WHAT IS BEING ASKED:
Report each line of the data that contains the string "EQUIDISTANT". Letter case must match.

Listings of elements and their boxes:
════════
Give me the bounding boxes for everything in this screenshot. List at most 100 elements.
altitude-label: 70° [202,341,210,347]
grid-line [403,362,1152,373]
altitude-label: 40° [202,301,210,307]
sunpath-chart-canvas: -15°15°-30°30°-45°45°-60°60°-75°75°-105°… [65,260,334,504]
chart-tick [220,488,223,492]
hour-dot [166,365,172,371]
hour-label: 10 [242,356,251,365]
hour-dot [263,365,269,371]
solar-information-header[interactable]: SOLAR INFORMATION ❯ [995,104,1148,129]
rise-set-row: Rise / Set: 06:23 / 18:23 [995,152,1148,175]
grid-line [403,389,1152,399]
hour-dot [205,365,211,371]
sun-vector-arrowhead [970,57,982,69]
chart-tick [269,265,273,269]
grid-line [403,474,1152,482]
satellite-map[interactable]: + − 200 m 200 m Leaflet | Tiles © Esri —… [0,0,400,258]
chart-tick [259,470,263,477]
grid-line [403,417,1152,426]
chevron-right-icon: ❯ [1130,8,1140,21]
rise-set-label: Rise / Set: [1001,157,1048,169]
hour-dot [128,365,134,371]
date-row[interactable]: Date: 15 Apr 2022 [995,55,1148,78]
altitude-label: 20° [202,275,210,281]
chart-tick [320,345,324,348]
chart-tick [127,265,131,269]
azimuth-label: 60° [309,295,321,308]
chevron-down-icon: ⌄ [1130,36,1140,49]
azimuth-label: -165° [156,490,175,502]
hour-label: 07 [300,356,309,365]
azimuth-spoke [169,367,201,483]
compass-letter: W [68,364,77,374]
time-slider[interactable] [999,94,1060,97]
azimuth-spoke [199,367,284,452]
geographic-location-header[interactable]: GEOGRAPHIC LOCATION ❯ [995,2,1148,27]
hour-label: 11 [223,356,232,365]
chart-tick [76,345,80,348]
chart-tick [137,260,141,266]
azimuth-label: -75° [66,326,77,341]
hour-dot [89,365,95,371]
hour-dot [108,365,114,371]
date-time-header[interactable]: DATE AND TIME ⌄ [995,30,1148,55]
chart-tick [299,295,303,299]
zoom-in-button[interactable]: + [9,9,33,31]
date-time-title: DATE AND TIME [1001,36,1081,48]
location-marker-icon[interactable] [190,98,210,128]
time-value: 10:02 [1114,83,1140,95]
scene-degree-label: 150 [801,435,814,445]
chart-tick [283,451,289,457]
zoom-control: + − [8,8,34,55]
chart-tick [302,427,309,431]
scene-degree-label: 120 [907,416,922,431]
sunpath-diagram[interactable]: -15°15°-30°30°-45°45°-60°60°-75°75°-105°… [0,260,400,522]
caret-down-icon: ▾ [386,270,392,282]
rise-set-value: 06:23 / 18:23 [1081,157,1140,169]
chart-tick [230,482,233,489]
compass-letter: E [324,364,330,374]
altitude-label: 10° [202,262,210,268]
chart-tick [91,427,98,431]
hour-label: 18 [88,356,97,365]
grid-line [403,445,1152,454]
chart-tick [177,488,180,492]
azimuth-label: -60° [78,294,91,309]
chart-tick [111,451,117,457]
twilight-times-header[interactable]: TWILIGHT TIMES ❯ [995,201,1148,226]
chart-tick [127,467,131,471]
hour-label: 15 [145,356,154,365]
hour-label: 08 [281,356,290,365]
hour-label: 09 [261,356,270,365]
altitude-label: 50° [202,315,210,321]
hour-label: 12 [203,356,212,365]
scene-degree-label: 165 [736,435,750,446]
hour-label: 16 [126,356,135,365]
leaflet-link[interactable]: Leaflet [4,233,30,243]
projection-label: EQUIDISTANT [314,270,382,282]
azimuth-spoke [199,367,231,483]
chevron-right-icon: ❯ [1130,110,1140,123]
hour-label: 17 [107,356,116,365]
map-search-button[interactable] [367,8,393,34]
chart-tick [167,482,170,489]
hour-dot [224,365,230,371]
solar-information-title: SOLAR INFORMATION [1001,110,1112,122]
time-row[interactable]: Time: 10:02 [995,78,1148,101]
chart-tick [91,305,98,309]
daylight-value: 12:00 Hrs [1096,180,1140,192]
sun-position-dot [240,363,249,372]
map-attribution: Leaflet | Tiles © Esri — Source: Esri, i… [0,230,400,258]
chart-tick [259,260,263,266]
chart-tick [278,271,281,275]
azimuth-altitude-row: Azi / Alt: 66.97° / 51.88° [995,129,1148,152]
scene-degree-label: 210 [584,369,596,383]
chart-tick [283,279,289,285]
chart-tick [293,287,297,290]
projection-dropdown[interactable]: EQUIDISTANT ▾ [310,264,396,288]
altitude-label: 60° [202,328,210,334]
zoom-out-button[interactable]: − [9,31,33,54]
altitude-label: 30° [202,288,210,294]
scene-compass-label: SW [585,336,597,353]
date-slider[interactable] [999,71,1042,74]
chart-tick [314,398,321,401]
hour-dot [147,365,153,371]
════════
OUTPUT FOR THIS TASK:
projection-label: EQUIDISTANT [314,270,382,282]
projection-dropdown[interactable]: EQUIDISTANT ▾ [310,264,396,288]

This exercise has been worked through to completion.